#### WHAT IS ASKED:
Retype the listing that follows, exactly as written.

>>>

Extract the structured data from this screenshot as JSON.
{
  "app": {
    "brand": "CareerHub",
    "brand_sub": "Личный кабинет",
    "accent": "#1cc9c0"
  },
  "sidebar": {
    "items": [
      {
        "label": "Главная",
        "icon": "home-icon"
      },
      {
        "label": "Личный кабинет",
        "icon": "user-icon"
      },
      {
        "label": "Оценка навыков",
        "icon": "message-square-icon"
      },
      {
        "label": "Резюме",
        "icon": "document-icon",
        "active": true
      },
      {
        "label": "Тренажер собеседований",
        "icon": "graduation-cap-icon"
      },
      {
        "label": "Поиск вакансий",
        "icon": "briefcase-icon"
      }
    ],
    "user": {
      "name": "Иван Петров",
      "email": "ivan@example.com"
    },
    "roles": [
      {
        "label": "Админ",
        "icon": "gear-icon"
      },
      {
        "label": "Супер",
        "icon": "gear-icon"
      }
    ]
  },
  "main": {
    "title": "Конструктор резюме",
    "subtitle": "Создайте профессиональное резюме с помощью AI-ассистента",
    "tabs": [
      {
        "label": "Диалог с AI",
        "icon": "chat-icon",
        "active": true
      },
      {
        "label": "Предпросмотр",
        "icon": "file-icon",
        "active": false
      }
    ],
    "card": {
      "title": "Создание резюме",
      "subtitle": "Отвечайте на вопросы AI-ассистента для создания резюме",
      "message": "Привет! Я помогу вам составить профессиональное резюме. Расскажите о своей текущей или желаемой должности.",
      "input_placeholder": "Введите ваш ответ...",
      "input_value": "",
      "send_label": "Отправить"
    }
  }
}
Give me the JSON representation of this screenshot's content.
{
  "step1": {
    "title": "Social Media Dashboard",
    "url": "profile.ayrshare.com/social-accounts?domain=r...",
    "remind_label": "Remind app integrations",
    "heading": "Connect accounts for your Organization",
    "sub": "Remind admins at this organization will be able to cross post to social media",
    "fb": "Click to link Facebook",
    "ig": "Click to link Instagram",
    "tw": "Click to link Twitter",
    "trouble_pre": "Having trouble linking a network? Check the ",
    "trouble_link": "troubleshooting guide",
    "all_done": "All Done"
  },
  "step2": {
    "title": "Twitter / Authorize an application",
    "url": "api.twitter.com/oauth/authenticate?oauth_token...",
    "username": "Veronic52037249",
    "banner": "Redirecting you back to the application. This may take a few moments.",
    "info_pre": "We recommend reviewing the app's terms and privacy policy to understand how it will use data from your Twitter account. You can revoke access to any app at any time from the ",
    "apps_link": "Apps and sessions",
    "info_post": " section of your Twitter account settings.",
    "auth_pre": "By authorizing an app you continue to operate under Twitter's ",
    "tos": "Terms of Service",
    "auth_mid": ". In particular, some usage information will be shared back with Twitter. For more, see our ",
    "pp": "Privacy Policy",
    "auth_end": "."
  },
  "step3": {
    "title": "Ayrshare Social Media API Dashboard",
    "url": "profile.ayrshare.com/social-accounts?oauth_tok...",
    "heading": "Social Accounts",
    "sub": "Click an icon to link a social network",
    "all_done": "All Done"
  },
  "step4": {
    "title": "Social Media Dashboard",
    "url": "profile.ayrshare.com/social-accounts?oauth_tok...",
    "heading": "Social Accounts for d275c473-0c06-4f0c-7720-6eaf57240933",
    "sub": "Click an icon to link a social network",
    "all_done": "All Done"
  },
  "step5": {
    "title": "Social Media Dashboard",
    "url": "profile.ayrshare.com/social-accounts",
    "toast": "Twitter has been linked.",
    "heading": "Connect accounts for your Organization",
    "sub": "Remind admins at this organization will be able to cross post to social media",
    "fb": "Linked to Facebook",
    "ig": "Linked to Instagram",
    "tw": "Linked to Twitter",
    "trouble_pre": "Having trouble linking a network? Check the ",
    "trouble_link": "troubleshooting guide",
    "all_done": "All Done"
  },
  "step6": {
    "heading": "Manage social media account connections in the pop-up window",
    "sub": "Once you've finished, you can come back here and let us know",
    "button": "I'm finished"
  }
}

<<<

#### CORRECT OUTPUT:
Extract the structured data from this screenshot as JSON.
{
  "app": {
    "brand": "CareerHub",
    "brand_sub": "Личный кабинет",
    "accent": "#1cc9c0"
  },
  "sidebar": {
    "items": [
      {
        "label": "Главная",
        "icon": "home-icon"
      },
      {
        "label": "Личный кабинет",
        "icon": "user-icon"
      },
      {
        "label": "Оценка навыков",
        "icon": "message-square-icon"
      },
      {
        "label": "Резюме",
        "icon": "document-icon",
        "active": true
      },
      {
        "label": "Тренажер собеседований",
        "icon": "graduation-cap-icon"
      },
      {
        "label": "Поиск вакансий",
        "icon": "briefcase-icon"
      }
    ],
    "user": {
      "name": "Иван Петров",
      "email": "ivan@example.com"
    },
    "roles": [
      {
        "label": "Админ",
        "icon": "gear-icon"
      },
      {
        "label": "Супер",
        "icon": "gear-icon"
      }
    ]
  },
  "main": {
    "title": "Конструктор резюме",
    "subtitle": "Создайте профессиональное резюме с помощью AI-ассистента",
    "tabs": [
      {
        "label": "Диалог с AI",
        "icon": "chat-icon",
        "active": true
      },
      {
        "label": "Предпросмотр",
        "icon": "file-icon",
        "active": false
      }
    ],
    "card": {
      "title": "Создание резюме",
      "subtitle": "Отвечайте на вопросы AI-ассистента для создания резюме",
      "message": "Привет! Я помогу вам составить профессиональное резюме. Расскажите о своей текущей или желаемой должности.",
      "input_placeholder": "Введите ваш ответ...",
      "input_value": "",
      "send_label": "Отправить"
    }
  }
}
Give me the JSON representation of this screenshot's content.
{
  "step1": {
    "title": "Social Media Dashboard",
    "url": "profile.ayrshare.com/social-accounts?domain=r...",
    "remind_label": "Remind app integrations",
    "heading": "Connect accounts for your Organization",
    "sub": "Remind admins at this organization will be able to cross post to social media",
    "fb": "Click to link Facebook",
    "ig": "Click to link Instagram",
    "tw": "Click to link Twitter",
    "trouble_pre": "Having trouble linking a network? Check the ",
    "trouble_link": "troubleshooting guide",
    "all_done": "All Done"
  },
  "step2": {
    "title": "Twitter / Authorize an application",
    "url": "api.twitter.com/oauth/authenticate?oauth_token...",
    "username": "Veronic52037249",
    "banner": "Redirecting you back to the application. This may take a few moments.",
    "info_pre": "We recommend reviewing the app's terms and privacy policy to understand how it will use data from your Twitter account. You can revoke access to any app at any time from the ",
    "apps_link": "Apps and sessions",
    "info_post": " section of your Twitter account settings.",
    "auth_pre": "By authorizing an app you continue to operate under Twitter's ",
    "tos": "Terms of Service",
    "auth_mid": ". In particular, some usage information will be shared back with Twitter. For more, see our ",
    "pp": "Privacy Policy",
    "auth_end": "."
  },
  "step3": {
    "title": "Ayrshare Social Media API Dashboard",
    "url": "profile.ayrshare.com/social-accounts?oauth_tok...",
    "heading": "Social Accounts",
    "sub": "Click an icon to link a social network",
    "all_done": "All Done"
  },
  "step4": {
    "title": "Social Media Dashboard",
    "url": "profile.ayrshare.com/social-accounts?oauth_tok...",
    "heading": "Social Accounts for d275c473-0c06-4f0c-7720-6eaf57240933",
    "sub": "Click an icon to link a social network",
    "all_done": "All Done"
  },
  "step5": {
    "title": "Social Media Dashboard",
    "url": "profile.ayrshare.com/social-accounts",
    "toast": "Twitter has been linked.",
    "heading": "Connect accounts for your Organization",
    "sub": "Remind admins at this organization will be able to cross post to social media",
    "fb": "Linked to Facebook",
    "ig": "Linked to Instagram",
    "tw": "Linked to Twitter",
    "trouble_pre": "Having trouble linking a network? Check the ",
    "trouble_link": "troubleshooting guide",
    "all_done": "All Done"
  },
  "step6": {
    "heading": "Manage social media account connections in the pop-up window",
    "sub": "Once you've finished, you can come back here and let us know",
    "button": "I'm finished"
  }
}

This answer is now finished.